Written task:
Without the images, print all the entries below exactly as given.

Material provided:
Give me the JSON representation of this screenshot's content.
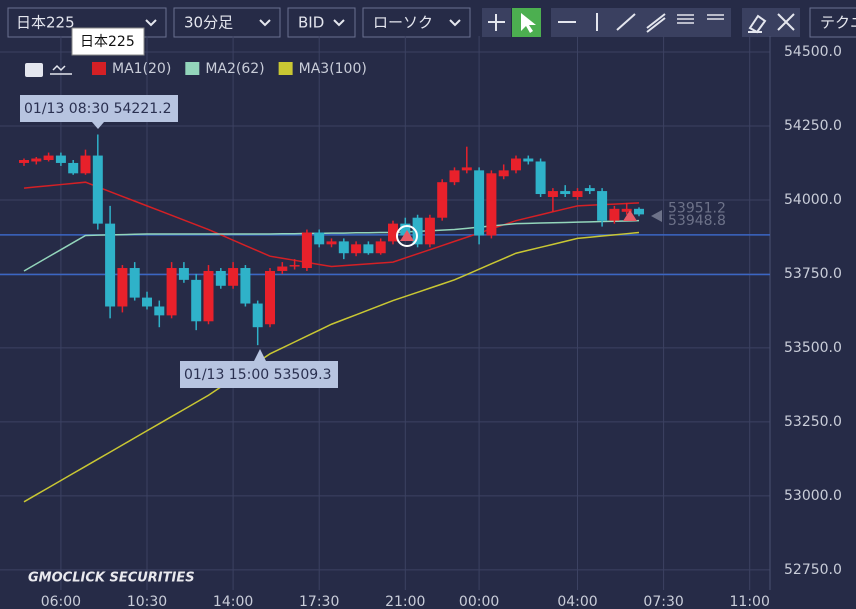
{
  "toolbar": {
    "symbol": "日本225",
    "interval": "30分足",
    "side": "BID",
    "style": "ローソク",
    "tech": "テクニ",
    "tooltip": "日本225"
  },
  "chart_data": {
    "type": "candlestick",
    "categories": [
      null,
      null,
      null,
      "06:00",
      null,
      null,
      null,
      null,
      null,
      null,
      "10:30",
      null,
      null,
      null,
      null,
      null,
      null,
      "14:00",
      null,
      null,
      null,
      null,
      null,
      null,
      "17:30",
      null,
      null,
      null,
      null,
      null,
      null,
      "21:00",
      null,
      null,
      null,
      null,
      null,
      "00:00",
      null,
      null,
      null,
      null,
      null,
      null,
      null,
      "04:00",
      null,
      null,
      null,
      null,
      null,
      null,
      "07:30",
      null,
      null,
      null,
      null,
      null,
      null,
      "11:00",
      null
    ],
    "open": [
      54125,
      54130,
      54135,
      54150,
      54125,
      54090,
      54150,
      53920,
      53640,
      53770,
      53670,
      53640,
      53610,
      53770,
      53730,
      53590,
      53760,
      53710,
      53770,
      53650,
      53580,
      53760,
      53775,
      53770,
      53890,
      53850,
      53860,
      53820,
      53850,
      53820,
      53860,
      53920,
      53940,
      53850,
      53940,
      54060,
      54100,
      54100,
      53880,
      54080,
      54100,
      54140,
      54130,
      54010,
      54030,
      54010,
      54040,
      54030,
      53930,
      53960,
      53970,
      null,
      null,
      null,
      null,
      null,
      null,
      null,
      null,
      null,
      null
    ],
    "high": [
      54140,
      54145,
      54160,
      54160,
      54135,
      54170,
      54221.2,
      53980,
      53780,
      53790,
      53690,
      53660,
      53790,
      53790,
      53750,
      53780,
      53770,
      53790,
      53780,
      53660,
      53770,
      53790,
      53800,
      53900,
      53900,
      53870,
      53870,
      53860,
      53860,
      53870,
      53930,
      53940,
      53950,
      53950,
      54070,
      54110,
      54180,
      54110,
      54100,
      54120,
      54150,
      54150,
      54140,
      54040,
      54050,
      54040,
      54050,
      54040,
      53980,
      53990,
      53975,
      null,
      null,
      null,
      null,
      null,
      null,
      null,
      null,
      null,
      null
    ],
    "low": [
      54115,
      54120,
      54130,
      54115,
      54085,
      54085,
      53900,
      53600,
      53620,
      53660,
      53630,
      53570,
      53600,
      53720,
      53560,
      53580,
      53700,
      53700,
      53640,
      53509.3,
      53570,
      53750,
      53765,
      53760,
      53840,
      53840,
      53800,
      53810,
      53815,
      53815,
      53850,
      53870,
      53840,
      53840,
      53930,
      54050,
      54090,
      53850,
      53870,
      54070,
      54090,
      54120,
      54010,
      53960,
      54010,
      54000,
      54020,
      53910,
      53920,
      53950,
      53945,
      null,
      null,
      null,
      null,
      null,
      null,
      null,
      null,
      null,
      null
    ],
    "close": [
      54135,
      54140,
      54150,
      54125,
      54090,
      54150,
      53920,
      53640,
      53770,
      53670,
      53640,
      53610,
      53770,
      53730,
      53590,
      53760,
      53710,
      53770,
      53650,
      53570,
      53760,
      53775,
      53780,
      53890,
      53850,
      53860,
      53820,
      53850,
      53820,
      53860,
      53920,
      53880,
      53850,
      53940,
      54060,
      54100,
      54110,
      53880,
      54090,
      54100,
      54140,
      54130,
      54020,
      54030,
      54020,
      54030,
      54030,
      53930,
      53970,
      53970,
      53951.2,
      null,
      null,
      null,
      null,
      null,
      null,
      null,
      null,
      null,
      null
    ],
    "up_color": "#e8212b",
    "down_color": "#2fb2c9",
    "series": [
      {
        "name": "MA1(20)",
        "color": "#d42025",
        "values": [
          54040,
          54044,
          54048,
          54052,
          54056,
          54060,
          54044,
          54028,
          54012,
          53996,
          53980,
          53964,
          53948,
          53932,
          53916,
          53900,
          53882,
          53864,
          53846,
          53828,
          53810,
          53803,
          53796,
          53789,
          53782,
          53775,
          53778,
          53781,
          53784,
          53787,
          53790,
          53804,
          53818,
          53832,
          53846,
          53860,
          53874,
          53888,
          53902,
          53916,
          53930,
          53940,
          53950,
          53960,
          53970,
          53980,
          53982,
          53984,
          53986,
          53988,
          53990,
          null,
          null,
          null,
          null,
          null,
          null,
          null,
          null,
          null,
          null
        ]
      },
      {
        "name": "MA2(62)",
        "color": "#93d5bb",
        "values": [
          53760,
          53784,
          53808,
          53832,
          53856,
          53880,
          53881,
          53882,
          53883,
          53884,
          53885,
          53885,
          53885,
          53885,
          53885,
          53885,
          53885,
          53885,
          53885,
          53885,
          53885,
          53886,
          53886,
          53887,
          53887,
          53888,
          53888,
          53889,
          53889,
          53890,
          53890,
          53892,
          53894,
          53896,
          53898,
          53900,
          53904,
          53908,
          53912,
          53916,
          53920,
          53921,
          53922,
          53923,
          53924,
          53925,
          53926,
          53927,
          53928,
          53929,
          53930,
          null,
          null,
          null,
          null,
          null,
          null,
          null,
          null,
          null,
          null
        ]
      },
      {
        "name": "MA3(100)",
        "color": "#c9c733",
        "values": [
          52980,
          53004,
          53028,
          53052,
          53076,
          53100,
          53124,
          53148,
          53172,
          53196,
          53220,
          53244,
          53268,
          53292,
          53316,
          53340,
          53368,
          53396,
          53424,
          53452,
          53480,
          53500,
          53520,
          53540,
          53560,
          53580,
          53596,
          53612,
          53628,
          53644,
          53660,
          53674,
          53688,
          53702,
          53716,
          53730,
          53748,
          53766,
          53784,
          53802,
          53820,
          53830,
          53840,
          53850,
          53860,
          53870,
          53874,
          53878,
          53882,
          53886,
          53890,
          null,
          null,
          null,
          null,
          null,
          null,
          null,
          null,
          null,
          null
        ]
      }
    ],
    "ylim": [
      52682,
      54554
    ],
    "yticks": [
      {
        "value": 52750,
        "label": "52750.0"
      },
      {
        "value": 53000,
        "label": "53000.0"
      },
      {
        "value": 53250,
        "label": "53250.0"
      },
      {
        "value": 53500,
        "label": "53500.0"
      },
      {
        "value": 53750,
        "label": "53750.0"
      },
      {
        "value": 54000,
        "label": "54000.0"
      },
      {
        "value": 54250,
        "label": "54250.0"
      },
      {
        "value": 54500,
        "label": "54500.0"
      }
    ],
    "grid": true,
    "price_lines": [
      53882,
      53748
    ],
    "price_labels": [
      53951.2,
      53948.8
    ],
    "annotations": [
      "01/13 08:30 54221.2",
      "01/13 15:00 53509.3"
    ],
    "watermark": "GMOCLICK SECURITIES"
  }
}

Response below:
Give me the JSON representation of this screenshot's content.
{
  "toolbar": {
    "symbol": "日本225",
    "interval": "30分足",
    "side": "BID",
    "style": "ローソク",
    "tech": "テクニ",
    "tooltip": "日本225"
  },
  "chart_data": {
    "type": "candlestick",
    "categories": [
      null,
      null,
      null,
      "06:00",
      null,
      null,
      null,
      null,
      null,
      null,
      "10:30",
      null,
      null,
      null,
      null,
      null,
      null,
      "14:00",
      null,
      null,
      null,
      null,
      null,
      null,
      "17:30",
      null,
      null,
      null,
      null,
      null,
      null,
      "21:00",
      null,
      null,
      null,
      null,
      null,
      "00:00",
      null,
      null,
      null,
      null,
      null,
      null,
      null,
      "04:00",
      null,
      null,
      null,
      null,
      null,
      null,
      "07:30",
      null,
      null,
      null,
      null,
      null,
      null,
      "11:00",
      null
    ],
    "open": [
      54125,
      54130,
      54135,
      54150,
      54125,
      54090,
      54150,
      53920,
      53640,
      53770,
      53670,
      53640,
      53610,
      53770,
      53730,
      53590,
      53760,
      53710,
      53770,
      53650,
      53580,
      53760,
      53775,
      53770,
      53890,
      53850,
      53860,
      53820,
      53850,
      53820,
      53860,
      53920,
      53940,
      53850,
      53940,
      54060,
      54100,
      54100,
      53880,
      54080,
      54100,
      54140,
      54130,
      54010,
      54030,
      54010,
      54040,
      54030,
      53930,
      53960,
      53970,
      null,
      null,
      null,
      null,
      null,
      null,
      null,
      null,
      null,
      null
    ],
    "high": [
      54140,
      54145,
      54160,
      54160,
      54135,
      54170,
      54221.2,
      53980,
      53780,
      53790,
      53690,
      53660,
      53790,
      53790,
      53750,
      53780,
      53770,
      53790,
      53780,
      53660,
      53770,
      53790,
      53800,
      53900,
      53900,
      53870,
      53870,
      53860,
      53860,
      53870,
      53930,
      53940,
      53950,
      53950,
      54070,
      54110,
      54180,
      54110,
      54100,
      54120,
      54150,
      54150,
      54140,
      54040,
      54050,
      54040,
      54050,
      54040,
      53980,
      53990,
      53975,
      null,
      null,
      null,
      null,
      null,
      null,
      null,
      null,
      null,
      null
    ],
    "low": [
      54115,
      54120,
      54130,
      54115,
      54085,
      54085,
      53900,
      53600,
      53620,
      53660,
      53630,
      53570,
      53600,
      53720,
      53560,
      53580,
      53700,
      53700,
      53640,
      53509.3,
      53570,
      53750,
      53765,
      53760,
      53840,
      53840,
      53800,
      53810,
      53815,
      53815,
      53850,
      53870,
      53840,
      53840,
      53930,
      54050,
      54090,
      53850,
      53870,
      54070,
      54090,
      54120,
      54010,
      53960,
      54010,
      54000,
      54020,
      53910,
      53920,
      53950,
      53945,
      null,
      null,
      null,
      null,
      null,
      null,
      null,
      null,
      null,
      null
    ],
    "close": [
      54135,
      54140,
      54150,
      54125,
      54090,
      54150,
      53920,
      53640,
      53770,
      53670,
      53640,
      53610,
      53770,
      53730,
      53590,
      53760,
      53710,
      53770,
      53650,
      53570,
      53760,
      53775,
      53780,
      53890,
      53850,
      53860,
      53820,
      53850,
      53820,
      53860,
      53920,
      53880,
      53850,
      53940,
      54060,
      54100,
      54110,
      53880,
      54090,
      54100,
      54140,
      54130,
      54020,
      54030,
      54020,
      54030,
      54030,
      53930,
      53970,
      53970,
      53951.2,
      null,
      null,
      null,
      null,
      null,
      null,
      null,
      null,
      null,
      null
    ],
    "up_color": "#e8212b",
    "down_color": "#2fb2c9",
    "series": [
      {
        "name": "MA1(20)",
        "color": "#d42025",
        "values": [
          54040,
          54044,
          54048,
          54052,
          54056,
          54060,
          54044,
          54028,
          54012,
          53996,
          53980,
          53964,
          53948,
          53932,
          53916,
          53900,
          53882,
          53864,
          53846,
          53828,
          53810,
          53803,
          53796,
          53789,
          53782,
          53775,
          53778,
          53781,
          53784,
          53787,
          53790,
          53804,
          53818,
          53832,
          53846,
          53860,
          53874,
          53888,
          53902,
          53916,
          53930,
          53940,
          53950,
          53960,
          53970,
          53980,
          53982,
          53984,
          53986,
          53988,
          53990,
          null,
          null,
          null,
          null,
          null,
          null,
          null,
          null,
          null,
          null
        ]
      },
      {
        "name": "MA2(62)",
        "color": "#93d5bb",
        "values": [
          53760,
          53784,
          53808,
          53832,
          53856,
          53880,
          53881,
          53882,
          53883,
          53884,
          53885,
          53885,
          53885,
          53885,
          53885,
          53885,
          53885,
          53885,
          53885,
          53885,
          53885,
          53886,
          53886,
          53887,
          53887,
          53888,
          53888,
          53889,
          53889,
          53890,
          53890,
          53892,
          53894,
          53896,
          53898,
          53900,
          53904,
          53908,
          53912,
          53916,
          53920,
          53921,
          53922,
          53923,
          53924,
          53925,
          53926,
          53927,
          53928,
          53929,
          53930,
          null,
          null,
          null,
          null,
          null,
          null,
          null,
          null,
          null,
          null
        ]
      },
      {
        "name": "MA3(100)",
        "color": "#c9c733",
        "values": [
          52980,
          53004,
          53028,
          53052,
          53076,
          53100,
          53124,
          53148,
          53172,
          53196,
          53220,
          53244,
          53268,
          53292,
          53316,
          53340,
          53368,
          53396,
          53424,
          53452,
          53480,
          53500,
          53520,
          53540,
          53560,
          53580,
          53596,
          53612,
          53628,
          53644,
          53660,
          53674,
          53688,
          53702,
          53716,
          53730,
          53748,
          53766,
          53784,
          53802,
          53820,
          53830,
          53840,
          53850,
          53860,
          53870,
          53874,
          53878,
          53882,
          53886,
          53890,
          null,
          null,
          null,
          null,
          null,
          null,
          null,
          null,
          null,
          null
        ]
      }
    ],
    "ylim": [
      52682,
      54554
    ],
    "yticks": [
      {
        "value": 52750,
        "label": "52750.0"
      },
      {
        "value": 53000,
        "label": "53000.0"
      },
      {
        "value": 53250,
        "label": "53250.0"
      },
      {
        "value": 53500,
        "label": "53500.0"
      },
      {
        "value": 53750,
        "label": "53750.0"
      },
      {
        "value": 54000,
        "label": "54000.0"
      },
      {
        "value": 54250,
        "label": "54250.0"
      },
      {
        "value": 54500,
        "label": "54500.0"
      }
    ],
    "grid": true,
    "price_lines": [
      53882,
      53748
    ],
    "price_labels": [
      53951.2,
      53948.8
    ],
    "annotations": [
      "01/13 08:30 54221.2",
      "01/13 15:00 53509.3"
    ],
    "watermark": "GMOCLICK SECURITIES"
  }
}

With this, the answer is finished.